EXERCISE AIM:
Looking at the data below, count the lines that contain the string "תשובות". Write only the total.
● ● ● ● ●
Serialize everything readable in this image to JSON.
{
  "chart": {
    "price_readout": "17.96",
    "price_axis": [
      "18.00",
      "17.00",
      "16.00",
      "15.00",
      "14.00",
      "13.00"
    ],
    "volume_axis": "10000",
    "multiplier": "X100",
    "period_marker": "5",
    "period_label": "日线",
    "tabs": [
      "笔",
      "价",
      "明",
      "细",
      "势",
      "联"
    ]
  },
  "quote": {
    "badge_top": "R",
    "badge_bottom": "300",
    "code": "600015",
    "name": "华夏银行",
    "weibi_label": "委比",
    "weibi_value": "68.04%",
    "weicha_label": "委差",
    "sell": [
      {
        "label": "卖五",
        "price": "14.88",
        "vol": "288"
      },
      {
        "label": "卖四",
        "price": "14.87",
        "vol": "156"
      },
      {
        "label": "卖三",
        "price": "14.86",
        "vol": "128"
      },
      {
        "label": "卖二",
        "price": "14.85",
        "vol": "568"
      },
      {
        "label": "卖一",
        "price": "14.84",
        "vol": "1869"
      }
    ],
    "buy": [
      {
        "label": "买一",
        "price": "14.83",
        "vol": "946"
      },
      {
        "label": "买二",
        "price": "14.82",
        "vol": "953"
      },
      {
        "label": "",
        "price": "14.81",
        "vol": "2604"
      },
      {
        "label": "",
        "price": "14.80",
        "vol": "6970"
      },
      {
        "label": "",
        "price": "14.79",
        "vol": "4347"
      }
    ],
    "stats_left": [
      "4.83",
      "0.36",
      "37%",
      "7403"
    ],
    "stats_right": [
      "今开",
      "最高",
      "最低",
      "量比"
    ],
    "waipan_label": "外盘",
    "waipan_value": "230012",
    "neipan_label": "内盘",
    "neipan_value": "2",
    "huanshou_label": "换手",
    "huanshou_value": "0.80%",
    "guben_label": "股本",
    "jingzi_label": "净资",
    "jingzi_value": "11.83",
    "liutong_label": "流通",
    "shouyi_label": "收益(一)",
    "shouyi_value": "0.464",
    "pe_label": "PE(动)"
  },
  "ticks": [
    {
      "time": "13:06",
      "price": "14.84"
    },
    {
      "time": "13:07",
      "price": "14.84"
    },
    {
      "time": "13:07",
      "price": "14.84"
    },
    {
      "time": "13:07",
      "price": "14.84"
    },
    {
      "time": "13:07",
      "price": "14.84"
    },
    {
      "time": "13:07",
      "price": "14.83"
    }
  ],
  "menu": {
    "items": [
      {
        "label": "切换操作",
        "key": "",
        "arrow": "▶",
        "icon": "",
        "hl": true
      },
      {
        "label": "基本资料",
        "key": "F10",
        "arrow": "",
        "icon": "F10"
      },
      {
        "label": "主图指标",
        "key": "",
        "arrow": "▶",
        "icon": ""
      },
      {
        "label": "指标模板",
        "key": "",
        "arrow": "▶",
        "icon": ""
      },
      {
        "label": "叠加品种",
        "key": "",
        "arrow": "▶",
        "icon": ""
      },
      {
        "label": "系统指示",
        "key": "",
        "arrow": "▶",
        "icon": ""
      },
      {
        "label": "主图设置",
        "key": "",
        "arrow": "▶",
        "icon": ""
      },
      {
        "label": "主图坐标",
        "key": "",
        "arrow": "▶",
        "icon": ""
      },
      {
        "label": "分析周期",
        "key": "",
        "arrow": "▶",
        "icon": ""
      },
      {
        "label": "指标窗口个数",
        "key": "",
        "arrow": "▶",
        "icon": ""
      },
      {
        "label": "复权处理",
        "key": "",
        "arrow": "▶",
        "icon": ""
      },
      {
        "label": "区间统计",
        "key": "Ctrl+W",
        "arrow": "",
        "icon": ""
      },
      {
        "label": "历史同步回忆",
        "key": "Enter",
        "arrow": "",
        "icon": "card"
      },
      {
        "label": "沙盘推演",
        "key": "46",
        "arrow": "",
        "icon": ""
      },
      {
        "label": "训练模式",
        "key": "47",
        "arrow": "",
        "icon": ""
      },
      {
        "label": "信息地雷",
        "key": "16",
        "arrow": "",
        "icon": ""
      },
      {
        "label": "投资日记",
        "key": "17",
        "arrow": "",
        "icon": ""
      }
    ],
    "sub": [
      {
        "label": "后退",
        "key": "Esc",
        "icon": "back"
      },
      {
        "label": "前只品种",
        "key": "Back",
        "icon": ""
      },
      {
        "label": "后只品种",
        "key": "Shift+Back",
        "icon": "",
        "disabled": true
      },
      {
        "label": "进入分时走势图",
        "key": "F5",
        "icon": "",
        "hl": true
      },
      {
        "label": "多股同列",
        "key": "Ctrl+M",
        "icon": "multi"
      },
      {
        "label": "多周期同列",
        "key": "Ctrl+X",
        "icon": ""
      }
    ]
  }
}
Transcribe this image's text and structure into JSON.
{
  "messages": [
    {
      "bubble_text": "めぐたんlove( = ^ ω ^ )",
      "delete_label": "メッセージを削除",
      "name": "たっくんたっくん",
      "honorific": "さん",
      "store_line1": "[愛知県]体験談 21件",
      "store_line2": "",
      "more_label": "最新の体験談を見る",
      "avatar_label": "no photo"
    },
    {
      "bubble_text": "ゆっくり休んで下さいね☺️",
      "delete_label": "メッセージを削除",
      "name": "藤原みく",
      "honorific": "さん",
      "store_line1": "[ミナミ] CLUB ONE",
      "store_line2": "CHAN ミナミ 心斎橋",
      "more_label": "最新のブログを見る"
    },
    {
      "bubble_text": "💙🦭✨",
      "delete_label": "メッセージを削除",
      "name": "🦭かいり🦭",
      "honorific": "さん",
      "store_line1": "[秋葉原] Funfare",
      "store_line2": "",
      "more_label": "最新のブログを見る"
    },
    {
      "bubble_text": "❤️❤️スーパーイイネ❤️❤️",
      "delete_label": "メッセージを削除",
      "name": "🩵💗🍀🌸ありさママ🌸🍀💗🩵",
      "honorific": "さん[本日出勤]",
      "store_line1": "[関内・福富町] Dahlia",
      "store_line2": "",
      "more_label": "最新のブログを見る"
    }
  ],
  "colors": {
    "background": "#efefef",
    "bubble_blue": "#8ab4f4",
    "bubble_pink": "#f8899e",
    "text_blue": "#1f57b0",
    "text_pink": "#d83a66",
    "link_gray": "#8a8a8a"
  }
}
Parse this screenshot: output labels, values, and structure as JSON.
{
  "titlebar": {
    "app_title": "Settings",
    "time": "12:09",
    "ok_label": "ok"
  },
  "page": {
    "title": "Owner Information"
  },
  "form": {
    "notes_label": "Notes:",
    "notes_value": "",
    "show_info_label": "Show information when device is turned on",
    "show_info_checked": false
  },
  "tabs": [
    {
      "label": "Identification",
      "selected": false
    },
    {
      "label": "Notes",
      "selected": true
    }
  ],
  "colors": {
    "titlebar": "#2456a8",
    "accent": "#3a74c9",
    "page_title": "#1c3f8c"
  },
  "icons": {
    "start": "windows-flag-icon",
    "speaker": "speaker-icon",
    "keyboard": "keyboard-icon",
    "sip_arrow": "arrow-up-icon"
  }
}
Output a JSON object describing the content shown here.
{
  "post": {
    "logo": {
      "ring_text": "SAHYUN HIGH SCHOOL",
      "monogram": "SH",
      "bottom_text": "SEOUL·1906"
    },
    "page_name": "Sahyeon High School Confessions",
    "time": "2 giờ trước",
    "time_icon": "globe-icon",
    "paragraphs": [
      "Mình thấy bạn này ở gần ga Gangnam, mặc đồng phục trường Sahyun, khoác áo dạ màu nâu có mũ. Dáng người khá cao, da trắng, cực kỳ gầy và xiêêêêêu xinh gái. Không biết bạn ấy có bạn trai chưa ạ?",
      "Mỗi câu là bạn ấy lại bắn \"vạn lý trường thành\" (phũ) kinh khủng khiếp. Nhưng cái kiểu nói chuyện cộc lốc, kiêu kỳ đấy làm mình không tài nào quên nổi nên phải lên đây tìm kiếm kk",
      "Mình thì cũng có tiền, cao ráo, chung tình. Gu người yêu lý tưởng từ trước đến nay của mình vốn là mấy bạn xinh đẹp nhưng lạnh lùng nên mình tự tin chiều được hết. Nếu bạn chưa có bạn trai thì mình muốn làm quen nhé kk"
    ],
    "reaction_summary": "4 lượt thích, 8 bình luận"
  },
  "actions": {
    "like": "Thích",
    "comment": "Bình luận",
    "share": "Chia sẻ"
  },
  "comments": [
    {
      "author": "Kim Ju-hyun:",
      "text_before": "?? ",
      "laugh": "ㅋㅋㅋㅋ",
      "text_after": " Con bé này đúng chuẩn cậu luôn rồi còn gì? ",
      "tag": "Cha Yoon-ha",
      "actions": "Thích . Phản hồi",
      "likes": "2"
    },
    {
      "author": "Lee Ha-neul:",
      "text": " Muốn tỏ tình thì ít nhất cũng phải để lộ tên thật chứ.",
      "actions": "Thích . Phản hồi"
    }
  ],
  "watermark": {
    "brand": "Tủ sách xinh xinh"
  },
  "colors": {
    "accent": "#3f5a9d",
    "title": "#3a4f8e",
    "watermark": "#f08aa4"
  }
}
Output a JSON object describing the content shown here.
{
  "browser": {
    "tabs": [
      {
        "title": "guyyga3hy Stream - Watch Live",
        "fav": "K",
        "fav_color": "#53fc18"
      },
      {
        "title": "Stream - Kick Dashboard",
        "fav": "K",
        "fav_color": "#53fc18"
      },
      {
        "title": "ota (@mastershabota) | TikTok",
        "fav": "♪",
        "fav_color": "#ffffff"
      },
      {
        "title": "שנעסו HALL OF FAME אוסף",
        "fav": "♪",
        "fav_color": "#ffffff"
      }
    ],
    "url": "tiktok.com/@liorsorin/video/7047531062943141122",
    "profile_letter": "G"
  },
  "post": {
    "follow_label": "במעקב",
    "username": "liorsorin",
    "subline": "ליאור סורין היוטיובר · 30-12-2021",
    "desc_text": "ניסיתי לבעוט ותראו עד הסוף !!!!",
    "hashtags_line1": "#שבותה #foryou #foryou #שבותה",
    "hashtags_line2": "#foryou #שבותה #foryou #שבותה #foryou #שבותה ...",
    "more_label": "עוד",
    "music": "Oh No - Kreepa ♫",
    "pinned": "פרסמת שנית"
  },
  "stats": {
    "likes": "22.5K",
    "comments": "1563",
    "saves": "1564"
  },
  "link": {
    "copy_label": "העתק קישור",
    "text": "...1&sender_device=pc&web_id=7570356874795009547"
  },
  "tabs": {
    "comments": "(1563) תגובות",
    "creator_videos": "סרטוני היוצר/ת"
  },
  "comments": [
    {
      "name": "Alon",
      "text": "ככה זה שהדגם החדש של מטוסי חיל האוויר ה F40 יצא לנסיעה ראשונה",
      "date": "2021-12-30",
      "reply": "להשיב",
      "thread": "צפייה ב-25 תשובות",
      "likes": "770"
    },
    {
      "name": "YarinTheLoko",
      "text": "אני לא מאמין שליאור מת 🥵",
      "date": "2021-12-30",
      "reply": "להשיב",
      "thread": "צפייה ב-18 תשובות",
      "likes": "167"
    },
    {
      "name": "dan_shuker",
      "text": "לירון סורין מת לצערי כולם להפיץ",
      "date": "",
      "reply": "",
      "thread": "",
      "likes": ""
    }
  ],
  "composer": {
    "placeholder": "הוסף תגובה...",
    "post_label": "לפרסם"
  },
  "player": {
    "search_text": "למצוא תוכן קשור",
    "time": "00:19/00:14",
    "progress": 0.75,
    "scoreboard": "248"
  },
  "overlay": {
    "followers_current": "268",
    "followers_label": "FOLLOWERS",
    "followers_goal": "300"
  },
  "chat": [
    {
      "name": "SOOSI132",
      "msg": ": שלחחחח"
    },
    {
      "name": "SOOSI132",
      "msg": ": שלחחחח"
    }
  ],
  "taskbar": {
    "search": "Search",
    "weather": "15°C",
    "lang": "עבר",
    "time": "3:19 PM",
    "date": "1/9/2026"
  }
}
● ● ● ● ●
TASK RESPONSE:
2